I'm assuming this is completely illegal but I was wondering if anyone else has ever used it. It actually seems kind of useful or at least I can think of uses for it. In fact I remember a few years back wanting this feature but at that time I didn't realize you could actually do it. So what's going on below is we are changing the v-table using placement new. Here's the code.....

// ChangeClass.cpp : This file contains the 'main' function. Program execution begins and ends there.
//

#include "pch.h"
#include <assert.h>
#include <iostream>

/**
 ****************************************************************************************************
 **
 ****************************************************************************************************
 **/

class CGod
{

public:

   CGod() 
   {
   }

   CGod(int iA, int iB, int iC, int iD) :
      m_iA(iA), m_iB(iB), m_iC(iC), m_iD(iD)
   {}
      
   void DataIntact() 
   {
       std::cout << "Data Intact! (" << m_iA << "," << m_iB << "," << m_iC << "," << m_iD << ")\n";
   }

   virtual void WhoAmI() 
   {
      std::cout << "God: \"I am a random god!\"\n";
      DataIntact();
   }
   
   void *operator new (size_t size,  void* ptr) 
   { 
      return (void *) ptr; 
   }
  
   // Keep the compiler from complaining
   void operator delete(void* addr,  void* ptr) 
   {
      assert(0);
   }

   virtual ~CGod() {}


public:

   int m_iA;
   int m_iB;
   int m_iC;
   int m_iD;

};



/**
 ****************************************************************************************************
 **
 ****************************************************************************************************
 **/

class CBrahma : public CGod
{

public:

   CBrahma() {}

   void WhoAmI()  override
   {
      std::cout << "Brahma: \"Now I am Brahma!\"\n";
      DataIntact();
   }

   static void Change( CGod *pGod)
   {
      new(pGod) CBrahma();
   }

};

/**
 ****************************************************************************************************
 **
 ****************************************************************************************************
 **/

class  CRama : public CGod
{

public:

   CRama() {}

   void WhoAmI()  override
   {
      std::cout << "CRama: \"Now I am Rama!\"\n";
      DataIntact();
   }

   static void Change( CGod *pGod)
   {
      new(pGod) CRama();
   }

};

/**
 ****************************************************************************************************
 **
 ****************************************************************************************************
 **/

class  CVishnu : public CGod
{

public:

   CVishnu() {}

   void WhoAmI()  override
   {
      std::cout << "Vishnu: \"Now I am become Death, the destroyer of worlds!\"\n";
      DataIntact();
   }

   static void Change( CGod *pGod)
   {
      new(pGod) CVishnu();
   }

};

/**
 ****************************************************************************************************
 **
 ****************************************************************************************************
 **/


int main()
{
   CGod *pGod = ::new CGod(1,2,3,4);

   pGod->WhoAmI();
   CBrahma::Change(pGod);
   pGod->WhoAmI();
   CRama::Change(pGod);
   pGod->WhoAmI();
   CVishnu::Change(pGod);
   pGod->WhoAmI();

   ::delete pGod;

}

And here's the output ......
 

God: "I am a random god!"
Data Intact! (1,2,3,4)
Brahma: "Now I am Brahma!"
Data Intact! (1,2,3,4)
CRama: "Now I am Rama!"

....

Problems to work on:
• 1. Answer these about the forum post on changing a class's v-table:
(a) What does the poster say is used to change the v-table?
(b) What four values does main pass when it first creates the CGod object?
(c) What single statement makes up the body of CGod's operator delete?
• 2. List every data member declared in the CGod class in the forum post on changing a class's v-table.
• 3. Resume the forum post on changing a class's v-table from the point where it stops.

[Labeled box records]
....

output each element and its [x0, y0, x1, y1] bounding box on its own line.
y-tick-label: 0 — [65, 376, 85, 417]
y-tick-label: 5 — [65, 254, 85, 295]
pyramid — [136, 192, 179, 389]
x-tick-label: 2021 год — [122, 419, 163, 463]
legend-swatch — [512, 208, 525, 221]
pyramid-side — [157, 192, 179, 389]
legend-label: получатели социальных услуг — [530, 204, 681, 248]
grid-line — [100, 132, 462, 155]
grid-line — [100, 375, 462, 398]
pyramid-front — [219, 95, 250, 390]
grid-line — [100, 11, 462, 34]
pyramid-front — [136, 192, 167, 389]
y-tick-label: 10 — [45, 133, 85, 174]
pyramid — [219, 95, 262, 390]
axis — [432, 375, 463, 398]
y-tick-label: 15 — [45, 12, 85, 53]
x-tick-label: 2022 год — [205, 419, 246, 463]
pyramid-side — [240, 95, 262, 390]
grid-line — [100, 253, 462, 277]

....

Results of the exercise:
• 1.
(a) Placement new.
(b) 1, 2, 3 and 4.
(c) assert(0);

• 2.
m_iA
m_iB
m_iC
m_iD

• 3.
Data Intact! (1,2,3,4)
Vishnu: "Now I am become Death, the destroyer of worlds!"
Data Intact! (1,2,3,4)

Apart from the fact that you are not calling the destructor when you change the god and that you are not checking for the size of the allocated memory, this should be perfectly legal. That is what placement new is for, except for the fact that you normally use a buffer instead of a class instance. If you add a data member to any of the derived classes, this will break though. Another problem can arise when you have multiple base classes as this approach would not give an error if a cast from derived to a base class pointer requires dynamic_cast.

9 minutes ago, Magogan said:

Apart from the fact that you are not calling the destructor when you change the god and that you are not checking for the size of the allocated memory, this should be perfectly legal. That is what placement new is for, except for the fact that you normally use a buffer instead of a class instance. If you add a data member to any of the derived classes, this will break though. Another problem can arise when you have multiple base classes as this approach would not give an error if a cast from derived to a base class pointer requires dynamic_cast.

Well..... I know there are lots of ways to break it.  But still, if you are careful, it's an easy way to change the behavior of an existing object.

5 minutes ago, Gnollrunner said:

Well..... I know there are lots of ways to break it.  But still, if you are careful, it's an easy way to change the behavior of an existing object.

If you need to know what you are doing, it is not exactly easy. To achieve this, you could also just create a new instance or use a std::function or use pre-allocated instances of each class.

It's an easy trick in the same way as driving above the speed limit is an easy trick to get to your destination faster. It technically works, but if you're not careful (or unlucky), bad things can happen.

8 minutes ago, Magogan said:

If you need to know what you are doing, it is not exactly easy. To achieve this, you could also just create a new instance or use a std::function or use pre-allocated instances of each class.

It's an easy trick in the same way as driving above the speed limit is an easy trick to get to your destination faster. It technically works, but if you're not careful (or unlucky), bad things can happen.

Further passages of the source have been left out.